Structured figure records:
—————
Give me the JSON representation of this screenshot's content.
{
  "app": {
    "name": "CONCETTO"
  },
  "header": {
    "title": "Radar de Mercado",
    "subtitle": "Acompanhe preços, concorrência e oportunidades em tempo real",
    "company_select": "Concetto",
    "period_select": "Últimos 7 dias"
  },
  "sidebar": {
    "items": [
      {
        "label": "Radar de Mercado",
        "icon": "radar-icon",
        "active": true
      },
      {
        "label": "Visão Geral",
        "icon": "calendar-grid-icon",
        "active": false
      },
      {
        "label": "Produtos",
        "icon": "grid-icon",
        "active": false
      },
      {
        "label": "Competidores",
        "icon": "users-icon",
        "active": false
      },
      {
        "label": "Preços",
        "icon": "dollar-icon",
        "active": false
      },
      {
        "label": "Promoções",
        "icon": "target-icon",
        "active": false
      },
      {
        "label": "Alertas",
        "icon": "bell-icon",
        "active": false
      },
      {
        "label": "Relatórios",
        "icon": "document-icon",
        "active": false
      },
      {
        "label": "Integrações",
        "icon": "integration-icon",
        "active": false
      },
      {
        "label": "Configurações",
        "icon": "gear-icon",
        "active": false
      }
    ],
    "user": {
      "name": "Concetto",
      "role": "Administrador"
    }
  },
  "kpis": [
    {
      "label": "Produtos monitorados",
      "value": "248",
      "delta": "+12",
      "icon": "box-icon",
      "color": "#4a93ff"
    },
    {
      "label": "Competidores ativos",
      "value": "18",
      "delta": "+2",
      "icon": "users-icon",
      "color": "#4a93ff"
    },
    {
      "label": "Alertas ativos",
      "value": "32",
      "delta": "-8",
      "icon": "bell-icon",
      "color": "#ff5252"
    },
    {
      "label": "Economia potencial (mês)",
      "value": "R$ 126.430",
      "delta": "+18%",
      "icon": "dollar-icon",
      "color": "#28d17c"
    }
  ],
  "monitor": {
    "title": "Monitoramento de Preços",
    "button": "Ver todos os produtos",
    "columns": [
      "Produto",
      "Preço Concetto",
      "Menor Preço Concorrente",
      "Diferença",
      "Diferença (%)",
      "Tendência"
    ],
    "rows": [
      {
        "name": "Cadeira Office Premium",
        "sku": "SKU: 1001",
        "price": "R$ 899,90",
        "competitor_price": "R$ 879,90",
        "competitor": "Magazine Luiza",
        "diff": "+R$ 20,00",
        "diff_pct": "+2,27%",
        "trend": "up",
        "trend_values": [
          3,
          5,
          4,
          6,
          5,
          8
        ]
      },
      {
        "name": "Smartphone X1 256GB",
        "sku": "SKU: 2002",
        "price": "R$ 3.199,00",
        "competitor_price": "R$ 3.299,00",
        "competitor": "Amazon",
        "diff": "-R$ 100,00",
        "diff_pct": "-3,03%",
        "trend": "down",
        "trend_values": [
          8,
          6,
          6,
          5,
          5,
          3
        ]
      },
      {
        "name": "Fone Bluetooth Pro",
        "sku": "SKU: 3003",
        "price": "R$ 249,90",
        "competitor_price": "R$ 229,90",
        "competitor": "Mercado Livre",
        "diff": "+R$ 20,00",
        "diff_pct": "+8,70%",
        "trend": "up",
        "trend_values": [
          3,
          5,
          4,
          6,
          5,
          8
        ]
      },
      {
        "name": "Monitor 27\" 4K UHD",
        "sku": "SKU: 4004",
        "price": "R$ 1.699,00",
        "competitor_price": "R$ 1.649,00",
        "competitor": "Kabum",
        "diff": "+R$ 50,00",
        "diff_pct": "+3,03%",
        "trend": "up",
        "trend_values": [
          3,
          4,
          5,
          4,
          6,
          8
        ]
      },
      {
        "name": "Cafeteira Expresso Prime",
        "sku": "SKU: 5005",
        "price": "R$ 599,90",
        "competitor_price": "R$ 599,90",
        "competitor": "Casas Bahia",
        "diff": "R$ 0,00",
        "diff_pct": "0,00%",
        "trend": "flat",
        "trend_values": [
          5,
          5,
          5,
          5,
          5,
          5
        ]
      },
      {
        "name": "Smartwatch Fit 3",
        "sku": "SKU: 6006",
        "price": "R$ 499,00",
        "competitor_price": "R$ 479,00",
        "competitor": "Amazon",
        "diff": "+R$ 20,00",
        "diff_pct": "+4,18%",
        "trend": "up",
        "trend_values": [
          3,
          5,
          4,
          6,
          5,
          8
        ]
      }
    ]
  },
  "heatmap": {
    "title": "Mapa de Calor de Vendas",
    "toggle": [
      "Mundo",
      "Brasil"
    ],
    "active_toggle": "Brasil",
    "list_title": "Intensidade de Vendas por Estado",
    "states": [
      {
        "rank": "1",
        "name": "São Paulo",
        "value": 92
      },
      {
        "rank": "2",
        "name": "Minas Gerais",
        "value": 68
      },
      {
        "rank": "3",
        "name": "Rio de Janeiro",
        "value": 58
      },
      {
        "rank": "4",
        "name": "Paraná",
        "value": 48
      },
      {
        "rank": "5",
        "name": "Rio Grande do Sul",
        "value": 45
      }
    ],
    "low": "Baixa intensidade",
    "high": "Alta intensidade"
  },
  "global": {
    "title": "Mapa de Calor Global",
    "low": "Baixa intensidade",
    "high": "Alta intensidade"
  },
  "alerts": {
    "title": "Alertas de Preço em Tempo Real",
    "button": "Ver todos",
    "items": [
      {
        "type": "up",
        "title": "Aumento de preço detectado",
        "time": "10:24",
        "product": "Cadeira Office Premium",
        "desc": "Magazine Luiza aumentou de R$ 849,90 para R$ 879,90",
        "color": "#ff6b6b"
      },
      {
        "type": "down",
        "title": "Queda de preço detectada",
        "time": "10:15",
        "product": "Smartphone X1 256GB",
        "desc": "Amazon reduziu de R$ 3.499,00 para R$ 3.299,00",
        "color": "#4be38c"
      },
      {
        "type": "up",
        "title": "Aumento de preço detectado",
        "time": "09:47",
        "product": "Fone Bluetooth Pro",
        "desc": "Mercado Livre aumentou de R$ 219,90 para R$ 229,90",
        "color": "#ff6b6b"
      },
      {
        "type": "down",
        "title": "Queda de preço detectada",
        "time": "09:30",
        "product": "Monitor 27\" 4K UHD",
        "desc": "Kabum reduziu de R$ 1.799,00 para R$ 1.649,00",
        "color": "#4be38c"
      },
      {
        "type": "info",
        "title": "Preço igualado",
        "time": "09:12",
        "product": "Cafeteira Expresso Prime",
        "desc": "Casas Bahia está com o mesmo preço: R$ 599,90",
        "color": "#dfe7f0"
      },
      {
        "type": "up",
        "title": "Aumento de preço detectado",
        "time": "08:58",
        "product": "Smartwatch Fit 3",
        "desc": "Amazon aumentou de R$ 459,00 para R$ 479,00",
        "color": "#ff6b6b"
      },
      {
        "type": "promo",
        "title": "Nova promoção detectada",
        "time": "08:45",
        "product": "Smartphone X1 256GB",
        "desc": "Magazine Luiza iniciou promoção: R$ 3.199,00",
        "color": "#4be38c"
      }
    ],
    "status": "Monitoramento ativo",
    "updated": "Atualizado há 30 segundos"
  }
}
—————
PROBLEM: Filter out every line that lacks the word "Alertas", and copy the rest.

WRITTEN ANSWER:
        "label": "Alertas",
      "label": "Alertas ativos",
    "title": "Alertas de Preço em Tempo Real",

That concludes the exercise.